*Short exercise*.
Return each line containing "with".

Items listed in a dataset:
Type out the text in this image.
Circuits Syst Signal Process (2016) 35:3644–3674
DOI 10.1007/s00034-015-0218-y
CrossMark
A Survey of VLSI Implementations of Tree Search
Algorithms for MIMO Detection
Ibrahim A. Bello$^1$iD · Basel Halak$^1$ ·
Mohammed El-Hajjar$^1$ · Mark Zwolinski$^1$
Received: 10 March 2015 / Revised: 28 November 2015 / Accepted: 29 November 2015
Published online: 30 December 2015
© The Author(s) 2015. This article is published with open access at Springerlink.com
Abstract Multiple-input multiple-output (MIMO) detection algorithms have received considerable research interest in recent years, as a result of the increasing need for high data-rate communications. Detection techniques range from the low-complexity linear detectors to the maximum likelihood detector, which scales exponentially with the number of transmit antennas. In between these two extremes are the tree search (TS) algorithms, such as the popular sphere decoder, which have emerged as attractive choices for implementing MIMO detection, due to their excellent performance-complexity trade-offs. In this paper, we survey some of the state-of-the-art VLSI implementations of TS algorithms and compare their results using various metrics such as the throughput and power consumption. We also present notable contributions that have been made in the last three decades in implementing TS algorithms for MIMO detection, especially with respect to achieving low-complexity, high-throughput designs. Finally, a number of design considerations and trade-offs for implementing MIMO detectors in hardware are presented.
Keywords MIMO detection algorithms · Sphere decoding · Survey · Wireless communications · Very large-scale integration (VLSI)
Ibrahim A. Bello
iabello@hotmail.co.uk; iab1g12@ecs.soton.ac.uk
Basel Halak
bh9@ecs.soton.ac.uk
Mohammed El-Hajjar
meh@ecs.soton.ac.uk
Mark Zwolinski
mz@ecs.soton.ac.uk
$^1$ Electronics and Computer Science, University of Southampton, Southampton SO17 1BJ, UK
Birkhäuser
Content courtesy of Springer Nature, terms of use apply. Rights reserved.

*Output for this exercise*.
© The Author(s) 2015. This article is published with open access at Springerlink.com
Abstract Multiple-input multiple-output (MIMO) detection algorithms have received considerable research interest in recent years, as a result of the increasing need for high data-rate communications. Detection techniques range from the low-complexity linear detectors to the maximum likelihood detector, which scales exponentially with the number of transmit antennas. In between these two extremes are the tree search (TS) algorithms, such as the popular sphere decoder, which have emerged as attractive choices for implementing MIMO detection, due to their excellent performance-complexity trade-offs. In this paper, we survey some of the state-of-the-art VLSI implementations of TS algorithms and compare their results using various metrics such as the throughput and power consumption. We also present notable contributions that have been made in the last three decades in implementing TS algorithms for MIMO detection, especially with respect to achieving low-complexity, high-throughput designs. Finally, a number of design considerations and trade-offs for implementing MIMO detectors in hardware are presented.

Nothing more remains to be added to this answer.